What to work on:
From the listing below, count the lines where the string "button" occurs. Give the number, with no other words.

━━━━━━━━━━━━━━━━━━━━━━━━━━━━━━

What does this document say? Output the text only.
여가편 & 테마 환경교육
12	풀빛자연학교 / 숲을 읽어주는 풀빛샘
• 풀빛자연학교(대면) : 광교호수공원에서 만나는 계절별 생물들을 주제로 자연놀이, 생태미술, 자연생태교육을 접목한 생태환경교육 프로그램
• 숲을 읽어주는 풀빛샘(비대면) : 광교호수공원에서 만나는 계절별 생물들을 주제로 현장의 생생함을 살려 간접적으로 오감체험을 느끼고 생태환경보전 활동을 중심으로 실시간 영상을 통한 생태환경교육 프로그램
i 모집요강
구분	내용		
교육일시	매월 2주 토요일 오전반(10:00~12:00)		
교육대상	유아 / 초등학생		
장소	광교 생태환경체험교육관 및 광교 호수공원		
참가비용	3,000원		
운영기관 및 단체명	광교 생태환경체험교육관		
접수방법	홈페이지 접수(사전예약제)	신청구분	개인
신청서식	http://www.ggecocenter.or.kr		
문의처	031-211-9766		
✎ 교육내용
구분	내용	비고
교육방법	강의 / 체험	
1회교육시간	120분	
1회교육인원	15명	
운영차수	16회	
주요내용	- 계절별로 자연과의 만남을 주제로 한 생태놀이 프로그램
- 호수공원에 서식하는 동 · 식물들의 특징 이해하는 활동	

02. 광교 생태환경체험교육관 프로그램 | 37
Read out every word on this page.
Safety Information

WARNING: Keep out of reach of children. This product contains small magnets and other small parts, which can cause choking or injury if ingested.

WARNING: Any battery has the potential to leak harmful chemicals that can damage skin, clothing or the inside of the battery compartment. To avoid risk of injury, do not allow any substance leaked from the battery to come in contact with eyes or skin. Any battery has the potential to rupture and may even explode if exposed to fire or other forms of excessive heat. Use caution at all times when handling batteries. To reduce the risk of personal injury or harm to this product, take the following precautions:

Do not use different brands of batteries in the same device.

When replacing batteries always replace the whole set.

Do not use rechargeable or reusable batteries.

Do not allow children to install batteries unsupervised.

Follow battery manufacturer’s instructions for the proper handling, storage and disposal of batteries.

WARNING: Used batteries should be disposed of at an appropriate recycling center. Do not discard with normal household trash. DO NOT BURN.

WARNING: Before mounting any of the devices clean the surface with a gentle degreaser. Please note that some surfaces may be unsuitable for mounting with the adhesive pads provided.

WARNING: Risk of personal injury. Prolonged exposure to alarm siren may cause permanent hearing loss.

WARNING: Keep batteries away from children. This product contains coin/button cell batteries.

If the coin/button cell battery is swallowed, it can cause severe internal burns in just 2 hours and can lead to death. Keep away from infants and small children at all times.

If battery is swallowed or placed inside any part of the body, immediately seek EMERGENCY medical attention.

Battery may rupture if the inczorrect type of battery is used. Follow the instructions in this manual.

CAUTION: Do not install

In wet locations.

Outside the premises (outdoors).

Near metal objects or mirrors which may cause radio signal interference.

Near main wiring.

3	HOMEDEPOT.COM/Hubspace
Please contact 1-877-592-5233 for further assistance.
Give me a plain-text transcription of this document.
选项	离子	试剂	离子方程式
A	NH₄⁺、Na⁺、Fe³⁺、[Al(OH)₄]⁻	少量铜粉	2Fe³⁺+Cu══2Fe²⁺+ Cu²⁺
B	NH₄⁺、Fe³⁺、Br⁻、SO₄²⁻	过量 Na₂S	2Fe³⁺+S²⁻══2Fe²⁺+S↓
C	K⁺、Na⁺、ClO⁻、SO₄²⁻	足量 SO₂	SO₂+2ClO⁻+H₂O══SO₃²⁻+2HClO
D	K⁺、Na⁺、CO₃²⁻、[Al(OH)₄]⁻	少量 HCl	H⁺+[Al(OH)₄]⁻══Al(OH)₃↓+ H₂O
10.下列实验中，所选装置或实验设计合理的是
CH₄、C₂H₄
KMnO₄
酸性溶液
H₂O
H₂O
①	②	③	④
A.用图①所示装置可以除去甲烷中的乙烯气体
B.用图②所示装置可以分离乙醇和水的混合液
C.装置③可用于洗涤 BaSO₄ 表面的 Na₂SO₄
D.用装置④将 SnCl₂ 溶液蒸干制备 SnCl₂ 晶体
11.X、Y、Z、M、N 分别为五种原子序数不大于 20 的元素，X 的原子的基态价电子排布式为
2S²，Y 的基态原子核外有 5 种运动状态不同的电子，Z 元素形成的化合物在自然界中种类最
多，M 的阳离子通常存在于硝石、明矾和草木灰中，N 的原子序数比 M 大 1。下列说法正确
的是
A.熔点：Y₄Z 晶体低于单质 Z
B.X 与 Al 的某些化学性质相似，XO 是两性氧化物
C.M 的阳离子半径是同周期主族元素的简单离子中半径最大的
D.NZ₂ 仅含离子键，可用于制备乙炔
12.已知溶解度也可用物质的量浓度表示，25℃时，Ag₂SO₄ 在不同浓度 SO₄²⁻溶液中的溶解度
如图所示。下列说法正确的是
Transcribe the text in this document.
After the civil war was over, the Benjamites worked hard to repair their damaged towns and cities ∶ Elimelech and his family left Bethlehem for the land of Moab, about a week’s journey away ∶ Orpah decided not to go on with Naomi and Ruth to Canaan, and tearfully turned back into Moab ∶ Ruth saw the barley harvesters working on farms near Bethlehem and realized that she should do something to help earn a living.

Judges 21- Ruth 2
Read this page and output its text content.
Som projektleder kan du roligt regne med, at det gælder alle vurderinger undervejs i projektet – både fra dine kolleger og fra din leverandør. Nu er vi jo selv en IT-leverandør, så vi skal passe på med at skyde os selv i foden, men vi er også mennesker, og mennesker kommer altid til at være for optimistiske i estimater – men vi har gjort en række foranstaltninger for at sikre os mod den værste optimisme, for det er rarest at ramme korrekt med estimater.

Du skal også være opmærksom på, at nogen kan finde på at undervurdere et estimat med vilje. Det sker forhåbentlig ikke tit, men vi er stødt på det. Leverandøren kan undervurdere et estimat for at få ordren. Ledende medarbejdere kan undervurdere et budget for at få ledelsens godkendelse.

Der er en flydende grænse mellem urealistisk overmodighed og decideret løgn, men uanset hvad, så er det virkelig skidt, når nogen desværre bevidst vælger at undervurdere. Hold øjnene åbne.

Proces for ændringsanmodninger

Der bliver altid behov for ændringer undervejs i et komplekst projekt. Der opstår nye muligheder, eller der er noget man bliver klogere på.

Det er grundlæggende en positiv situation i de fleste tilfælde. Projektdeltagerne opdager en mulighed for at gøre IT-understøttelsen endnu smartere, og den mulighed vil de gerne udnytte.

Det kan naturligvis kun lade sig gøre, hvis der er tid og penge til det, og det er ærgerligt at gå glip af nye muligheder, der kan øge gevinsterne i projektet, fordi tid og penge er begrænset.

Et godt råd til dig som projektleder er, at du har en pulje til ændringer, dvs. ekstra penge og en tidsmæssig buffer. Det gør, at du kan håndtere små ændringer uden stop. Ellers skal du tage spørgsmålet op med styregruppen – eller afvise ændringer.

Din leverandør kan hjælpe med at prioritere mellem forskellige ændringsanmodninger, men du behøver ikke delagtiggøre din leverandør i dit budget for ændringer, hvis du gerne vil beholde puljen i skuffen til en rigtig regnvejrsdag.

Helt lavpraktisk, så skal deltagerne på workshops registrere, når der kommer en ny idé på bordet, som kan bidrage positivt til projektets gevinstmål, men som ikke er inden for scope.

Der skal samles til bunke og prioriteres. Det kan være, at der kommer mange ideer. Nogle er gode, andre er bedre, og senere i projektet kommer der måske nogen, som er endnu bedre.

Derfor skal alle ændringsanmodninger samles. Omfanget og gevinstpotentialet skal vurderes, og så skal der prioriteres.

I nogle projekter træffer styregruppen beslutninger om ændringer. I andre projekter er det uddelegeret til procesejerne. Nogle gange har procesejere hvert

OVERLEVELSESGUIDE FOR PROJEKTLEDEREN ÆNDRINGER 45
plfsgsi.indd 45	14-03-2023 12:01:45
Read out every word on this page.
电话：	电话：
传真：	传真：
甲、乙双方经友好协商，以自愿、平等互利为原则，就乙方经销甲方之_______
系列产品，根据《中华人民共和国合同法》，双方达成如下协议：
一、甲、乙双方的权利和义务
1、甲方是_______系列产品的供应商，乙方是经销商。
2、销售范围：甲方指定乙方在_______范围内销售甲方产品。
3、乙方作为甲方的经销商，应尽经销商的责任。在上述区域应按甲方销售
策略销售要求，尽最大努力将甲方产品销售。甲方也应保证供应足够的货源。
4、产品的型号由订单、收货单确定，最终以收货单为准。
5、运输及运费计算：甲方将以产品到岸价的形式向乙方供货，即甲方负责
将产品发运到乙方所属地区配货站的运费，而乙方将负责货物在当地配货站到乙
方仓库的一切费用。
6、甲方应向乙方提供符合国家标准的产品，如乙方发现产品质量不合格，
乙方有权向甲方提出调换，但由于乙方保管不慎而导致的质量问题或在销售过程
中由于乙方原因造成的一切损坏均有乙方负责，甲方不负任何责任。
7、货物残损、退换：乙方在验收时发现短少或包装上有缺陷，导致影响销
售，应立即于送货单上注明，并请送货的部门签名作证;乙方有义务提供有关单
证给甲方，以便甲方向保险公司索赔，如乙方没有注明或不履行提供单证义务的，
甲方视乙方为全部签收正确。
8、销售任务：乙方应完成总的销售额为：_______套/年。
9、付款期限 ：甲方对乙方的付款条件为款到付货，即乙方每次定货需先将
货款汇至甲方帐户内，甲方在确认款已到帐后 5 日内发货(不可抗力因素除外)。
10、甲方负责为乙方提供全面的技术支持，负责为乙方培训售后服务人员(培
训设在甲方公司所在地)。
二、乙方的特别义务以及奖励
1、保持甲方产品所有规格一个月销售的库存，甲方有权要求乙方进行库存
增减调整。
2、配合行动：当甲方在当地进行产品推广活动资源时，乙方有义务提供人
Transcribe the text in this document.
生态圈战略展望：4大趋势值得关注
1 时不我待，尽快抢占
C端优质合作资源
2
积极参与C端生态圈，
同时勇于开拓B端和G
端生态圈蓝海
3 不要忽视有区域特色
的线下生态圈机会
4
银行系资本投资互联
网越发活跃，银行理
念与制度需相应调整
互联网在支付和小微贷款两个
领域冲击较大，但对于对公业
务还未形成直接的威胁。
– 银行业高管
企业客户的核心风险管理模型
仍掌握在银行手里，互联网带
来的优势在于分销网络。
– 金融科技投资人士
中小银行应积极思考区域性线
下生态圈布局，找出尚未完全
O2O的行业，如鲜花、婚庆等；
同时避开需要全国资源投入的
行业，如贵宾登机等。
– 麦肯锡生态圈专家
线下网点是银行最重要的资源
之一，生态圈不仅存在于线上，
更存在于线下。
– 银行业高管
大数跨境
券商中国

━━━━━━━━━━━━━━━━━━━━━━━━━━━━━━

Response for this exercise:
2